• [Records provided]:
□ □ □ □ □

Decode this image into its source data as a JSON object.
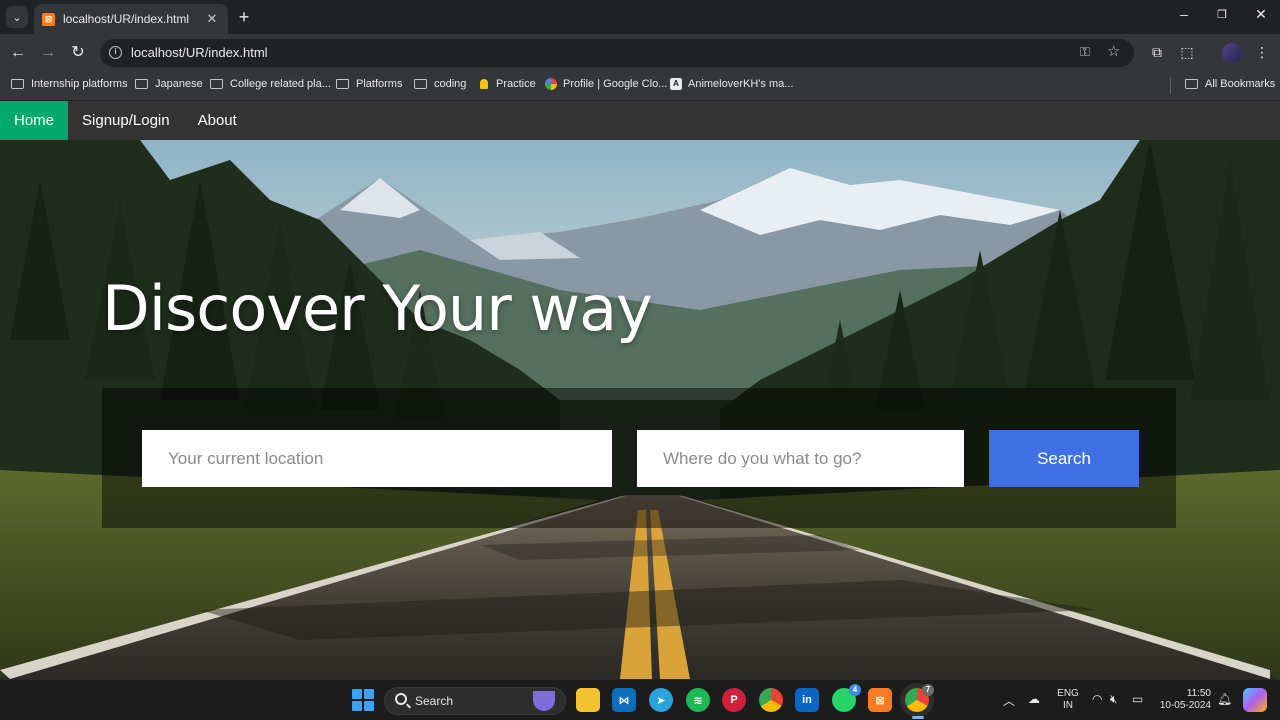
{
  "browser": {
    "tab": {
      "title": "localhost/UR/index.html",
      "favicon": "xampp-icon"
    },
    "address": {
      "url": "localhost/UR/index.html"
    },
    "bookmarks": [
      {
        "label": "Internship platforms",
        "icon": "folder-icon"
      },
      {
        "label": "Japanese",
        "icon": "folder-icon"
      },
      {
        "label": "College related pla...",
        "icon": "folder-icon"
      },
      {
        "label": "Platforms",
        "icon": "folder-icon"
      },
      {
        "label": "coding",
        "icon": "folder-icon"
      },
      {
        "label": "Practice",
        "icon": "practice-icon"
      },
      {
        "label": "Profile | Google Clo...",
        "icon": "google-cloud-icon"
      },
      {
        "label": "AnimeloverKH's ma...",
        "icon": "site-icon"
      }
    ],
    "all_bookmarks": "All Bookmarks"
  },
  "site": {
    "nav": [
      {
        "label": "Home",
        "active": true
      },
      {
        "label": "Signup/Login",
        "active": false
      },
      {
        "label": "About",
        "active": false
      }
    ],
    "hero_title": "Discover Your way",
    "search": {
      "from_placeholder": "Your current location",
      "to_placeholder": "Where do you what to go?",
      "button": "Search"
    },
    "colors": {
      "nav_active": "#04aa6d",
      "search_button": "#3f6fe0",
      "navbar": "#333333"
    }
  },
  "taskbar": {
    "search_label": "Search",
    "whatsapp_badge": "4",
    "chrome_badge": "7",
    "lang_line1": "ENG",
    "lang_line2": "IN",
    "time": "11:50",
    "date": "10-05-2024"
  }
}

□ □ □ □ □

• [Objective]: Reproduce the data above in full, exactly as it is, with the pictures left out.

• [Solution for this problem]:
Decode this image into its source data as a JSON object.
{
  "browser": {
    "tab": {
      "title": "localhost/UR/index.html",
      "favicon": "xampp-icon"
    },
    "address": {
      "url": "localhost/UR/index.html"
    },
    "bookmarks": [
      {
        "label": "Internship platforms",
        "icon": "folder-icon"
      },
      {
        "label": "Japanese",
        "icon": "folder-icon"
      },
      {
        "label": "College related pla...",
        "icon": "folder-icon"
      },
      {
        "label": "Platforms",
        "icon": "folder-icon"
      },
      {
        "label": "coding",
        "icon": "folder-icon"
      },
      {
        "label": "Practice",
        "icon": "practice-icon"
      },
      {
        "label": "Profile | Google Clo...",
        "icon": "google-cloud-icon"
      },
      {
        "label": "AnimeloverKH's ma...",
        "icon": "site-icon"
      }
    ],
    "all_bookmarks": "All Bookmarks"
  },
  "site": {
    "nav": [
      {
        "label": "Home",
        "active": true
      },
      {
        "label": "Signup/Login",
        "active": false
      },
      {
        "label": "About",
        "active": false
      }
    ],
    "hero_title": "Discover Your way",
    "search": {
      "from_placeholder": "Your current location",
      "to_placeholder": "Where do you what to go?",
      "button": "Search"
    },
    "colors": {
      "nav_active": "#04aa6d",
      "search_button": "#3f6fe0",
      "navbar": "#333333"
    }
  },
  "taskbar": {
    "search_label": "Search",
    "whatsapp_badge": "4",
    "chrome_badge": "7",
    "lang_line1": "ENG",
    "lang_line2": "IN",
    "time": "11:50",
    "date": "10-05-2024"
  }
}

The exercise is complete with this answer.